* TASK DIRECTIONS
Every line below is to be quoted exactly, with nothing added or dropped.

--- BEGIN GIVEN DATA ---

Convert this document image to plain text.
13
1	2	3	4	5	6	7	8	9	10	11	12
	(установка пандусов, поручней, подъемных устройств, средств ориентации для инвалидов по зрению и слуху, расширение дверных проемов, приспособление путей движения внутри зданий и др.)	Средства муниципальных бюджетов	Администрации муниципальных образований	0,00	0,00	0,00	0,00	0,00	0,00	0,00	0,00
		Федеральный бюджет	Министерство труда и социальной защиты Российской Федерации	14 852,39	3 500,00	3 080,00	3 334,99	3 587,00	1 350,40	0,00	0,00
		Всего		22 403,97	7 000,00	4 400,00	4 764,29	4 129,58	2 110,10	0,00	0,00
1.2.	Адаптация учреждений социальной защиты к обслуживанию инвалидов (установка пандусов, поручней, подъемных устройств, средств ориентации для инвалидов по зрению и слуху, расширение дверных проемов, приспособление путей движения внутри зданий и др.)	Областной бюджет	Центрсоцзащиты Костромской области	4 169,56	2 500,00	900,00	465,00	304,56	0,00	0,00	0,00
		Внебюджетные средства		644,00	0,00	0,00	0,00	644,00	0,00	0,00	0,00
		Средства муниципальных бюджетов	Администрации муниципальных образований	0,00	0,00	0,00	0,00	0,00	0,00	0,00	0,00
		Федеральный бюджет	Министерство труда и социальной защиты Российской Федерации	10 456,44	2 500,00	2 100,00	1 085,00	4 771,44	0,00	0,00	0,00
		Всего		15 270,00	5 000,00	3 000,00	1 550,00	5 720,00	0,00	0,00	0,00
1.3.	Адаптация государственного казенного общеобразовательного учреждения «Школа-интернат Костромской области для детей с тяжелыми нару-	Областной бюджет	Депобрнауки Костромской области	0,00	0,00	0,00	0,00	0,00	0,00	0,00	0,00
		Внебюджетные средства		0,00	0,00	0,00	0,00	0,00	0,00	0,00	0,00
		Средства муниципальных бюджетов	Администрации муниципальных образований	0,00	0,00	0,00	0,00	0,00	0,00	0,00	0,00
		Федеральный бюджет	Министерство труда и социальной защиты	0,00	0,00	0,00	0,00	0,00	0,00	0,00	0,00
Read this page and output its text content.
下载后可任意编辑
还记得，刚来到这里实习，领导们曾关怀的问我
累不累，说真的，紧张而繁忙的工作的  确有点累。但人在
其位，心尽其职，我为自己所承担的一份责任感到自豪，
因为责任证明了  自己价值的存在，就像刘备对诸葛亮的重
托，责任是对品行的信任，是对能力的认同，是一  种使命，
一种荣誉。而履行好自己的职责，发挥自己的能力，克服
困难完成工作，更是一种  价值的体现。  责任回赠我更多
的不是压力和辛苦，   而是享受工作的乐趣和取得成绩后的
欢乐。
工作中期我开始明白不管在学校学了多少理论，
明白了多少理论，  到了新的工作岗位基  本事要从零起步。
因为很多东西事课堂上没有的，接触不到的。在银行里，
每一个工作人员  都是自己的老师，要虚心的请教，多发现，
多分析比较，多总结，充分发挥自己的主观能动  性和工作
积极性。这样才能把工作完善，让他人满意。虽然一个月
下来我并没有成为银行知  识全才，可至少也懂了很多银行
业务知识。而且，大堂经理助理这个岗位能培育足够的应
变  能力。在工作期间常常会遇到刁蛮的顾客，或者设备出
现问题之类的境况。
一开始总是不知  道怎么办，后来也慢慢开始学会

--- END GIVEN DATA ---

* SOLUTION TO THE EXERCISE
Convert this document image to plain text.
13
1	2	3	4	5	6	7	8	9	10	11	12
	(установка пандусов, поручней, подъемных устройств, средств ориентации для инвалидов по зрению и слуху, расширение дверных проемов, приспособление путей движения внутри зданий и др.)	Средства муниципальных бюджетов	Администрации муниципальных образований	0,00	0,00	0,00	0,00	0,00	0,00	0,00	0,00
		Федеральный бюджет	Министерство труда и социальной защиты Российской Федерации	14 852,39	3 500,00	3 080,00	3 334,99	3 587,00	1 350,40	0,00	0,00
		Всего		22 403,97	7 000,00	4 400,00	4 764,29	4 129,58	2 110,10	0,00	0,00
1.2.	Адаптация учреждений социальной защиты к обслуживанию инвалидов (установка пандусов, поручней, подъемных устройств, средств ориентации для инвалидов по зрению и слуху, расширение дверных проемов, приспособление путей движения внутри зданий и др.)	Областной бюджет	Центрсоцзащиты Костромской области	4 169,56	2 500,00	900,00	465,00	304,56	0,00	0,00	0,00
		Внебюджетные средства		644,00	0,00	0,00	0,00	644,00	0,00	0,00	0,00
		Средства муниципальных бюджетов	Администрации муниципальных образований	0,00	0,00	0,00	0,00	0,00	0,00	0,00	0,00
		Федеральный бюджет	Министерство труда и социальной защиты Российской Федерации	10 456,44	2 500,00	2 100,00	1 085,00	4 771,44	0,00	0,00	0,00
		Всего		15 270,00	5 000,00	3 000,00	1 550,00	5 720,00	0,00	0,00	0,00
1.3.	Адаптация государственного казенного общеобразовательного учреждения «Школа-интернат Костромской области для детей с тяжелыми нару-	Областной бюджет	Депобрнауки Костромской области	0,00	0,00	0,00	0,00	0,00	0,00	0,00	0,00
		Внебюджетные средства		0,00	0,00	0,00	0,00	0,00	0,00	0,00	0,00
		Средства муниципальных бюджетов	Администрации муниципальных образований	0,00	0,00	0,00	0,00	0,00	0,00	0,00	0,00
		Федеральный бюджет	Министерство труда и социальной защиты	0,00	0,00	0,00	0,00	0,00	0,00	0,00	0,00
Read this page and output its text content.
下载后可任意编辑
还记得，刚来到这里实习，领导们曾关怀的问我
累不累，说真的，紧张而繁忙的工作的  确有点累。但人在
其位，心尽其职，我为自己所承担的一份责任感到自豪，
因为责任证明了  自己价值的存在，就像刘备对诸葛亮的重
托，责任是对品行的信任，是对能力的认同，是一  种使命，
一种荣誉。而履行好自己的职责，发挥自己的能力，克服
困难完成工作，更是一种  价值的体现。  责任回赠我更多
的不是压力和辛苦，   而是享受工作的乐趣和取得成绩后的
欢乐。
工作中期我开始明白不管在学校学了多少理论，
明白了多少理论，  到了新的工作岗位基  本事要从零起步。
因为很多东西事课堂上没有的，接触不到的。在银行里，
每一个工作人员  都是自己的老师，要虚心的请教，多发现，
多分析比较，多总结，充分发挥自己的主观能动  性和工作
积极性。这样才能把工作完善，让他人满意。虽然一个月
下来我并没有成为银行知  识全才，可至少也懂了很多银行
业务知识。而且，大堂经理助理这个岗位能培育足够的应
变  能力。在工作期间常常会遇到刁蛮的顾客，或者设备出
现问题之类的境况。
一开始总是不知  道怎么办，后来也慢慢开始学会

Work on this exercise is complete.